Given exercise: In the material below, find every line with "name" and pull it out.

::::

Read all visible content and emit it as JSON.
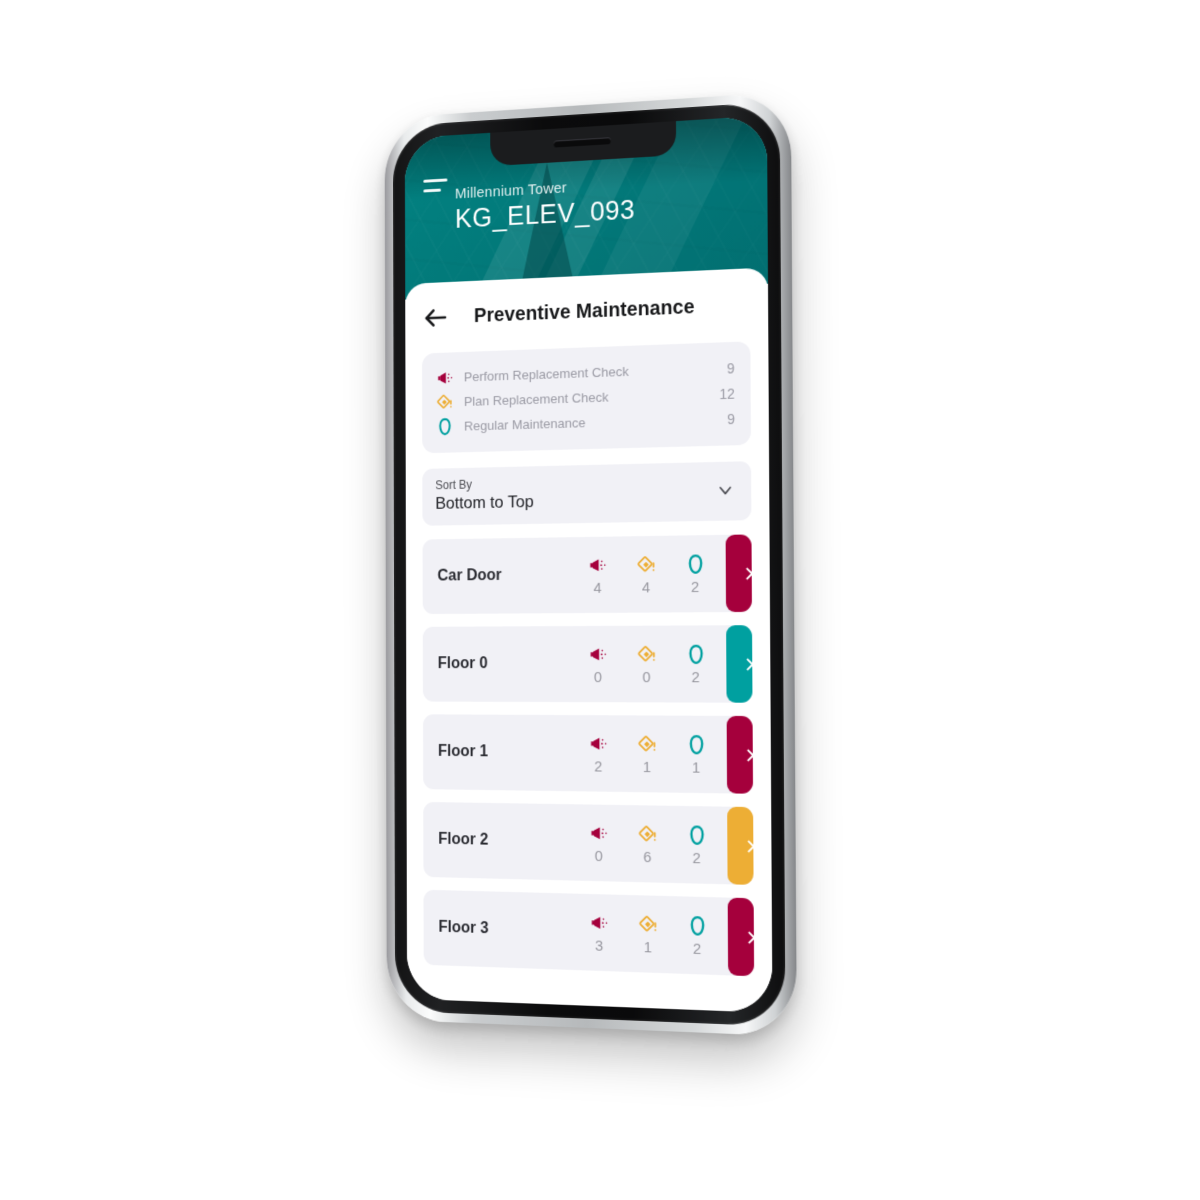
{
  "header": {
    "menu_icon": "hamburger-menu-icon",
    "subtitle": "Millennium Tower",
    "title": "KG_ELEV_093"
  },
  "appbar": {
    "back_icon": "back-arrow-icon",
    "title": "Preventive Maintenance"
  },
  "summary": {
    "items": [
      {
        "icon": "megaphone-icon",
        "label": "Perform Replacement Check",
        "count": "9"
      },
      {
        "icon": "diamond-alert-icon",
        "label": "Plan Replacement Check",
        "count": "12"
      },
      {
        "icon": "maintenance-ring-icon",
        "label": "Regular Maintenance",
        "count": "9"
      }
    ]
  },
  "sort": {
    "label": "Sort By",
    "value": "Bottom to Top",
    "chevron_icon": "chevron-down-icon"
  },
  "list": {
    "rows": [
      {
        "name": "Car Door",
        "perform": "4",
        "plan": "4",
        "regular": "2",
        "accent": "#A5003C"
      },
      {
        "name": "Floor 0",
        "perform": "0",
        "plan": "0",
        "regular": "2",
        "accent": "#00A0A0"
      },
      {
        "name": "Floor 1",
        "perform": "2",
        "plan": "1",
        "regular": "1",
        "accent": "#A5003C"
      },
      {
        "name": "Floor 2",
        "perform": "0",
        "plan": "6",
        "regular": "2",
        "accent": "#EDAE35"
      },
      {
        "name": "Floor 3",
        "perform": "3",
        "plan": "1",
        "regular": "2",
        "accent": "#A5003C"
      }
    ],
    "chevron_icon": "chevron-right-icon"
  },
  "colors": {
    "teal": "#00807F",
    "crimson": "#A5003C",
    "amber": "#EDAE35",
    "card_bg": "#F1F1F6",
    "muted_text": "#9A9AA4"
  }
}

::::

Response to this task:
        "name": "Car Door",
        "name": "Floor 0",
        "name": "Floor 1",
        "name": "Floor 2",
        "name": "Floor 3",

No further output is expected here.